>>>>>
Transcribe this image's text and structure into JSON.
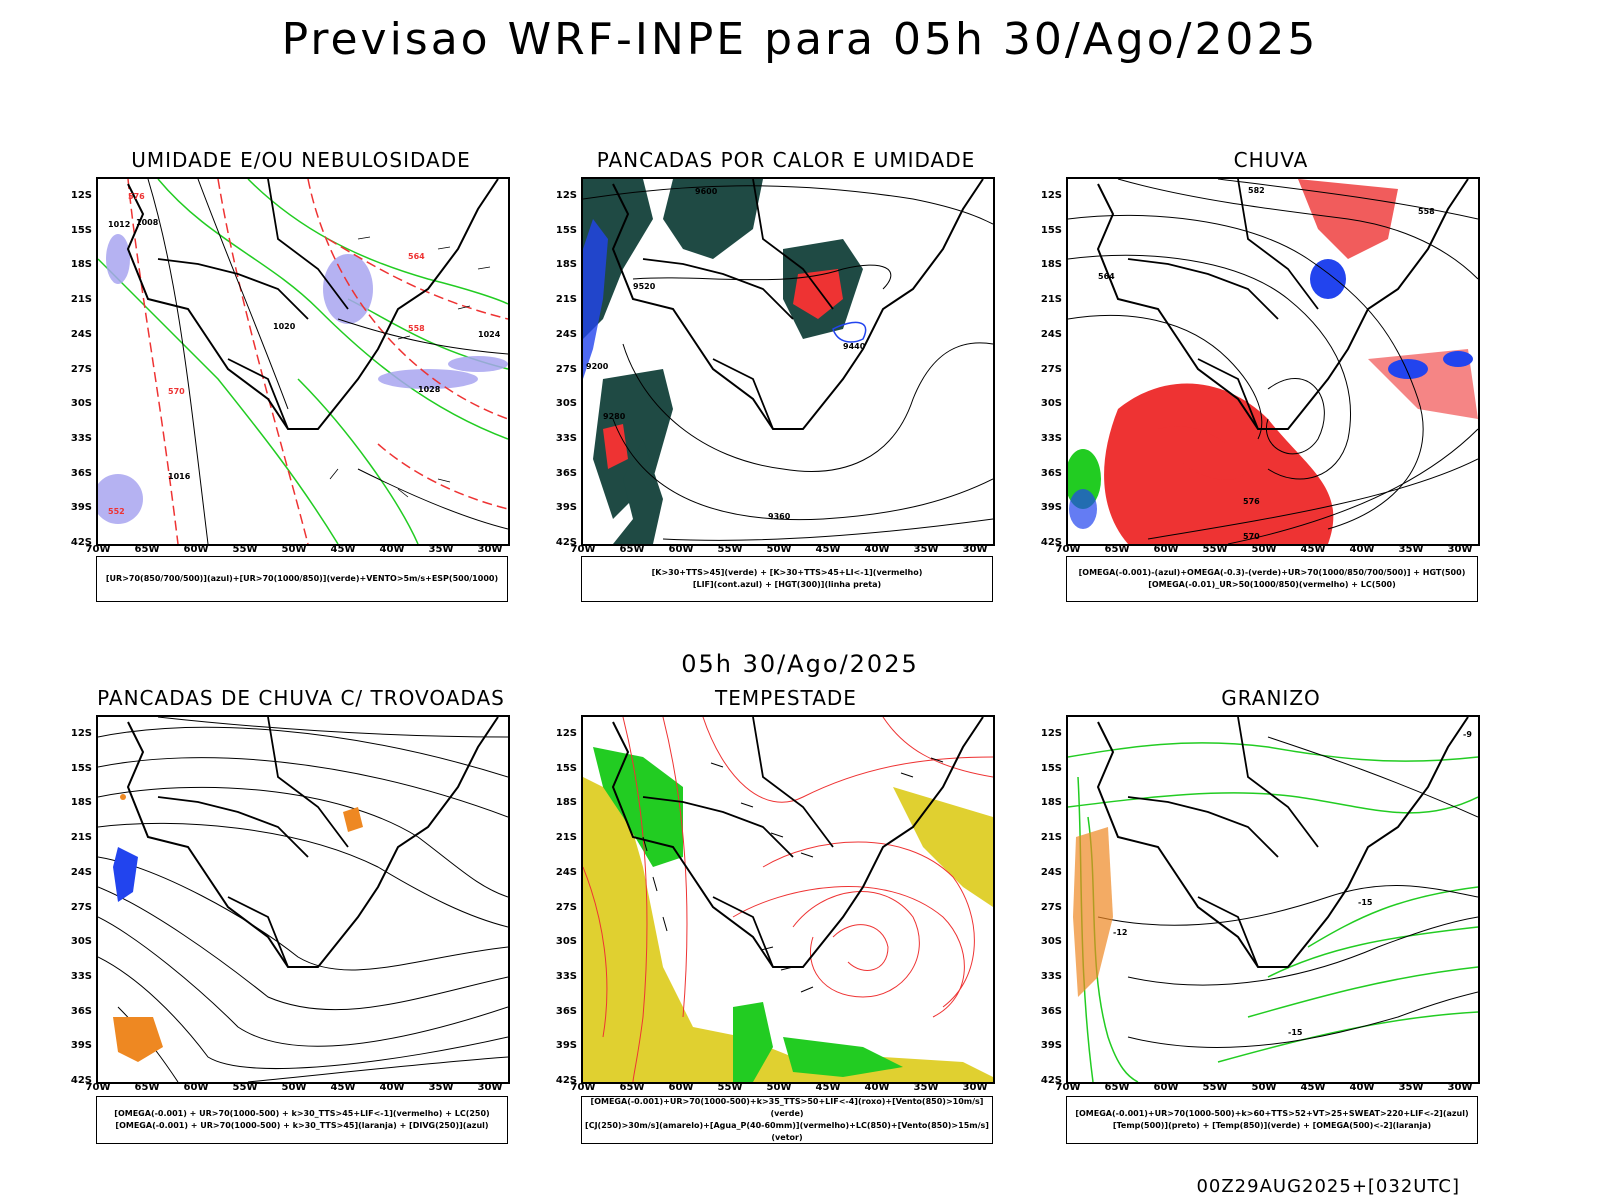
{
  "title": "Previsao WRF-INPE  para 05h 30/Ago/2025",
  "subtitle": "05h 30/Ago/2025",
  "footer": "00Z29AUG2025+[032UTC]",
  "axis": {
    "y_labels": [
      "12S",
      "15S",
      "18S",
      "21S",
      "24S",
      "27S",
      "30S",
      "33S",
      "36S",
      "39S",
      "42S"
    ],
    "x_labels": [
      "70W",
      "65W",
      "60W",
      "55W",
      "50W",
      "45W",
      "40W",
      "35W",
      "30W"
    ]
  },
  "colors": {
    "green": "#22cc22",
    "red": "#ee3333",
    "blue": "#2244ee",
    "lavender": "#a8a4f0",
    "darkgreen": "#1f4a44",
    "orange": "#ee8822",
    "yellow": "#e0d030",
    "black": "#000000"
  },
  "panels": [
    {
      "title": "UMIDADE E/OU NEBULOSIDADE",
      "legend": [
        "[UR>70(850/700/500)](azul)+[UR>70(1000/850)](verde)+VENTO>5m/s+ESP(500/1000)"
      ],
      "labels": [
        "1012",
        "1008",
        "1016",
        "1020",
        "1024",
        "1028",
        "576",
        "570",
        "564",
        "558",
        "552"
      ]
    },
    {
      "title": "PANCADAS POR CALOR E UMIDADE",
      "legend": [
        "[K>30+TTS>45](verde) + [K>30+TTS>45+LI<-1](vermelho)",
        "[LIF](cont.azul) + [HGT(300)](linha preta)"
      ],
      "labels": [
        "9600",
        "9520",
        "9440",
        "9360",
        "9280",
        "9200"
      ]
    },
    {
      "title": "CHUVA",
      "legend": [
        "[OMEGA(-0.001)-(azul)+OMEGA(-0.3)-(verde)+UR>70(1000/850/700/500)] + HGT(500)",
        "[OMEGA(-0.01)_UR>50(1000/850)(vermelho) + LC(500)"
      ],
      "labels": [
        "582",
        "576",
        "570",
        "564",
        "558"
      ]
    },
    {
      "title": "PANCADAS DE CHUVA C/ TROVOADAS",
      "legend": [
        "[OMEGA(-0.001) + UR>70(1000-500) + k>30_TTS>45+LIF<-1](vermelho) + LC(250)",
        "[OMEGA(-0.001) + UR>70(1000-500) + k>30_TTS>45](laranja) + [DIVG(250)](azul)"
      ],
      "labels": []
    },
    {
      "title": "TEMPESTADE",
      "legend": [
        "[OMEGA(-0.001)+UR>70(1000-500)+k>35_TTS>50+LIF<-4](roxo)+[Vento(850)>10m/s](verde)",
        "[CJ(250)>30m/s](amarelo)+[Agua_P(40-60mm)](vermelho)+LC(850)+[Vento(850)>15m/s](vetor)"
      ],
      "labels": []
    },
    {
      "title": "GRANIZO",
      "legend": [
        "[OMEGA(-0.001)+UR>70(1000-500)+k>60+TTS>52+VT>25+SWEAT>220+LIF<-2](azul)",
        "[Temp(500)](preto) + [Temp(850)](verde) + [OMEGA(500)<-2](laranja)"
      ],
      "labels": [
        "-12",
        "-15",
        "-9"
      ]
    }
  ]
}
<<<<<
EXERCISE:
Leave out the pictures and repeat everything else in the records exactly.

REPLY:
Transcribe this image's text and structure into JSON.
{
  "title": "Previsao WRF-INPE  para 05h 30/Ago/2025",
  "subtitle": "05h 30/Ago/2025",
  "footer": "00Z29AUG2025+[032UTC]",
  "axis": {
    "y_labels": [
      "12S",
      "15S",
      "18S",
      "21S",
      "24S",
      "27S",
      "30S",
      "33S",
      "36S",
      "39S",
      "42S"
    ],
    "x_labels": [
      "70W",
      "65W",
      "60W",
      "55W",
      "50W",
      "45W",
      "40W",
      "35W",
      "30W"
    ]
  },
  "colors": {
    "green": "#22cc22",
    "red": "#ee3333",
    "blue": "#2244ee",
    "lavender": "#a8a4f0",
    "darkgreen": "#1f4a44",
    "orange": "#ee8822",
    "yellow": "#e0d030",
    "black": "#000000"
  },
  "panels": [
    {
      "title": "UMIDADE E/OU NEBULOSIDADE",
      "legend": [
        "[UR>70(850/700/500)](azul)+[UR>70(1000/850)](verde)+VENTO>5m/s+ESP(500/1000)"
      ],
      "labels": [
        "1012",
        "1008",
        "1016",
        "1020",
        "1024",
        "1028",
        "576",
        "570",
        "564",
        "558",
        "552"
      ]
    },
    {
      "title": "PANCADAS POR CALOR E UMIDADE",
      "legend": [
        "[K>30+TTS>45](verde) + [K>30+TTS>45+LI<-1](vermelho)",
        "[LIF](cont.azul) + [HGT(300)](linha preta)"
      ],
      "labels": [
        "9600",
        "9520",
        "9440",
        "9360",
        "9280",
        "9200"
      ]
    },
    {
      "title": "CHUVA",
      "legend": [
        "[OMEGA(-0.001)-(azul)+OMEGA(-0.3)-(verde)+UR>70(1000/850/700/500)] + HGT(500)",
        "[OMEGA(-0.01)_UR>50(1000/850)(vermelho) + LC(500)"
      ],
      "labels": [
        "582",
        "576",
        "570",
        "564",
        "558"
      ]
    },
    {
      "title": "PANCADAS DE CHUVA C/ TROVOADAS",
      "legend": [
        "[OMEGA(-0.001) + UR>70(1000-500) + k>30_TTS>45+LIF<-1](vermelho) + LC(250)",
        "[OMEGA(-0.001) + UR>70(1000-500) + k>30_TTS>45](laranja) + [DIVG(250)](azul)"
      ],
      "labels": []
    },
    {
      "title": "TEMPESTADE",
      "legend": [
        "[OMEGA(-0.001)+UR>70(1000-500)+k>35_TTS>50+LIF<-4](roxo)+[Vento(850)>10m/s](verde)",
        "[CJ(250)>30m/s](amarelo)+[Agua_P(40-60mm)](vermelho)+LC(850)+[Vento(850)>15m/s](vetor)"
      ],
      "labels": []
    },
    {
      "title": "GRANIZO",
      "legend": [
        "[OMEGA(-0.001)+UR>70(1000-500)+k>60+TTS>52+VT>25+SWEAT>220+LIF<-2](azul)",
        "[Temp(500)](preto) + [Temp(850)](verde) + [OMEGA(500)<-2](laranja)"
      ],
      "labels": [
        "-12",
        "-15",
        "-9"
      ]
    }
  ]
}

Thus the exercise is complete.